DATA SECTION:

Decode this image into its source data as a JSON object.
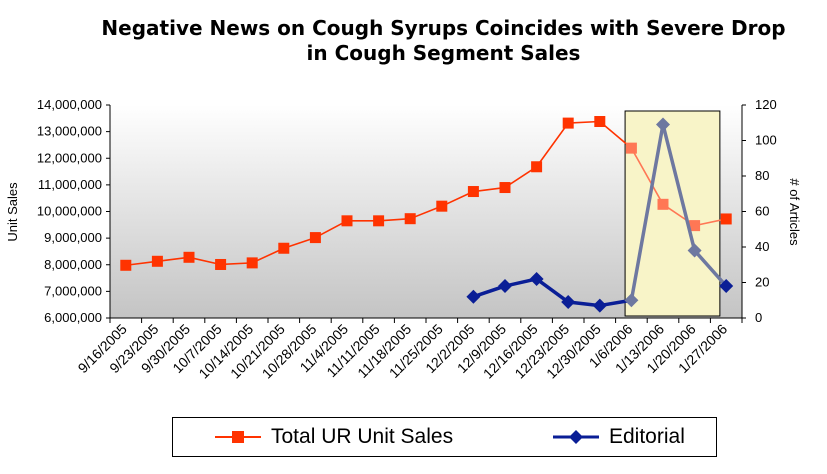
{
  "title": {
    "line1": "Negative News on Cough Syrups Coincides with Severe Drop",
    "line2": "in Cough Segment Sales"
  },
  "chart_data": {
    "type": "line",
    "title": "Negative News on Cough Syrups Coincides with Severe Drop in Cough Segment Sales",
    "categories": [
      "9/16/2005",
      "9/23/2005",
      "9/30/2005",
      "10/7/2005",
      "10/14/2005",
      "10/21/2005",
      "10/28/2005",
      "11/4/2005",
      "11/11/2005",
      "11/18/2005",
      "11/25/2005",
      "12/2/2005",
      "12/9/2005",
      "12/16/2005",
      "12/23/2005",
      "12/30/2005",
      "1/6/2006",
      "1/13/2006",
      "1/20/2006",
      "1/27/2006"
    ],
    "y_left": {
      "label": "Unit Sales",
      "min": 6000000,
      "max": 14000000,
      "step": 1000000,
      "tick_labels": [
        "6,000,000",
        "7,000,000",
        "8,000,000",
        "9,000,000",
        "10,000,000",
        "11,000,000",
        "12,000,000",
        "13,000,000",
        "14,000,000"
      ]
    },
    "y_right": {
      "label": "# of Articles",
      "min": 0,
      "max": 120,
      "step": 20,
      "tick_labels": [
        "0",
        "20",
        "40",
        "60",
        "80",
        "100",
        "120"
      ]
    },
    "series": [
      {
        "name": "Total UR Unit Sales",
        "axis": "left",
        "color": "#ff3300",
        "highlight_color": "#ff7755",
        "marker": "square",
        "values": [
          7980000,
          8130000,
          8280000,
          8010000,
          8070000,
          8620000,
          9020000,
          9650000,
          9650000,
          9730000,
          10200000,
          10750000,
          10900000,
          11680000,
          13320000,
          13380000,
          12380000,
          10270000,
          9470000,
          9720000
        ]
      },
      {
        "name": "Editorial",
        "axis": "right",
        "color": "#0a1e96",
        "highlight_color": "#6e78a0",
        "marker": "diamond",
        "values": [
          null,
          null,
          null,
          null,
          null,
          null,
          null,
          null,
          null,
          null,
          null,
          12,
          18,
          22,
          9,
          7,
          10,
          109,
          38,
          18
        ]
      }
    ],
    "highlight_range": {
      "from": "1/6/2006",
      "to": "1/20/2006",
      "fill": "#f8f4c8",
      "border": "#000000"
    },
    "background": "gradient-gray",
    "grid": false,
    "legend": "bottom-center"
  },
  "legend": {
    "items": [
      {
        "label": "Total UR Unit Sales",
        "color": "#ff3300",
        "marker": "square"
      },
      {
        "label": "Editorial",
        "color": "#0a1e96",
        "marker": "diamond"
      }
    ]
  }
}
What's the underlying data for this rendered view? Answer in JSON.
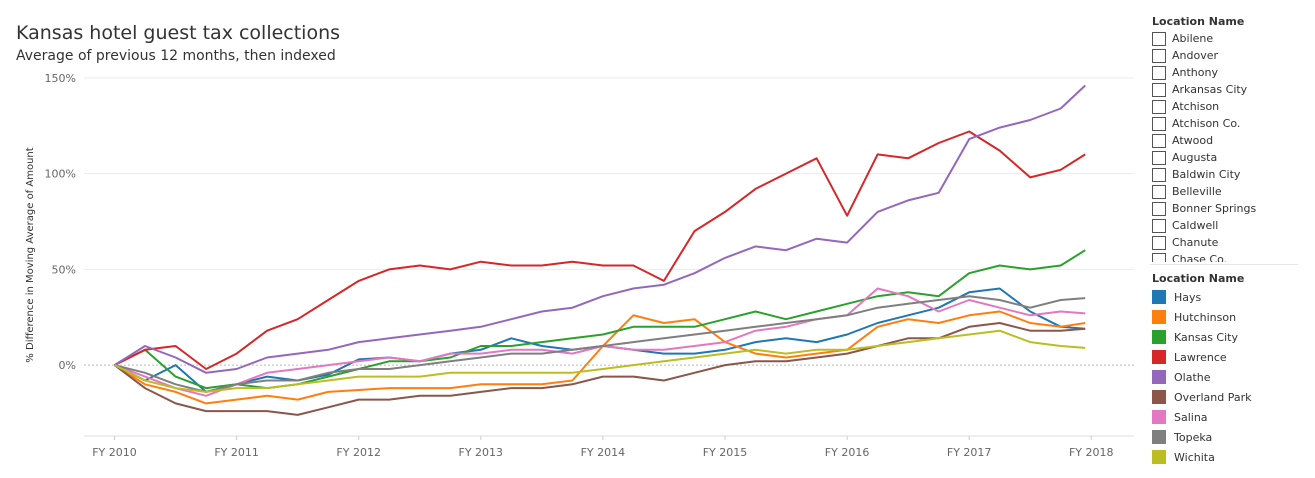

WORK TO DO:
Set down the records in full and exactly. Do not carry over any image.

SOLUTION TO THIS EXERCISE:
Decode this image into its source data as a JSON object.
{
  "title": {
    "line1": "Negative News on Cough Syrups Coincides with Severe Drop",
    "line2": "in Cough Segment Sales"
  },
  "chart_data": {
    "type": "line",
    "title": "Negative News on Cough Syrups Coincides with Severe Drop in Cough Segment Sales",
    "categories": [
      "9/16/2005",
      "9/23/2005",
      "9/30/2005",
      "10/7/2005",
      "10/14/2005",
      "10/21/2005",
      "10/28/2005",
      "11/4/2005",
      "11/11/2005",
      "11/18/2005",
      "11/25/2005",
      "12/2/2005",
      "12/9/2005",
      "12/16/2005",
      "12/23/2005",
      "12/30/2005",
      "1/6/2006",
      "1/13/2006",
      "1/20/2006",
      "1/27/2006"
    ],
    "y_left": {
      "label": "Unit Sales",
      "min": 6000000,
      "max": 14000000,
      "step": 1000000,
      "tick_labels": [
        "6,000,000",
        "7,000,000",
        "8,000,000",
        "9,000,000",
        "10,000,000",
        "11,000,000",
        "12,000,000",
        "13,000,000",
        "14,000,000"
      ]
    },
    "y_right": {
      "label": "# of Articles",
      "min": 0,
      "max": 120,
      "step": 20,
      "tick_labels": [
        "0",
        "20",
        "40",
        "60",
        "80",
        "100",
        "120"
      ]
    },
    "series": [
      {
        "name": "Total UR Unit Sales",
        "axis": "left",
        "color": "#ff3300",
        "highlight_color": "#ff7755",
        "marker": "square",
        "values": [
          7980000,
          8130000,
          8280000,
          8010000,
          8070000,
          8620000,
          9020000,
          9650000,
          9650000,
          9730000,
          10200000,
          10750000,
          10900000,
          11680000,
          13320000,
          13380000,
          12380000,
          10270000,
          9470000,
          9720000
        ]
      },
      {
        "name": "Editorial",
        "axis": "right",
        "color": "#0a1e96",
        "highlight_color": "#6e78a0",
        "marker": "diamond",
        "values": [
          null,
          null,
          null,
          null,
          null,
          null,
          null,
          null,
          null,
          null,
          null,
          12,
          18,
          22,
          9,
          7,
          10,
          109,
          38,
          18
        ]
      }
    ],
    "highlight_range": {
      "from": "1/6/2006",
      "to": "1/20/2006",
      "fill": "#f8f4c8",
      "border": "#000000"
    },
    "background": "gradient-gray",
    "grid": false,
    "legend": "bottom-center"
  },
  "legend": {
    "items": [
      {
        "label": "Total UR Unit Sales",
        "color": "#ff3300",
        "marker": "square"
      },
      {
        "label": "Editorial",
        "color": "#0a1e96",
        "marker": "diamond"
      }
    ]
  }
}
What's the underlying data for this rendered view? Answer in JSON.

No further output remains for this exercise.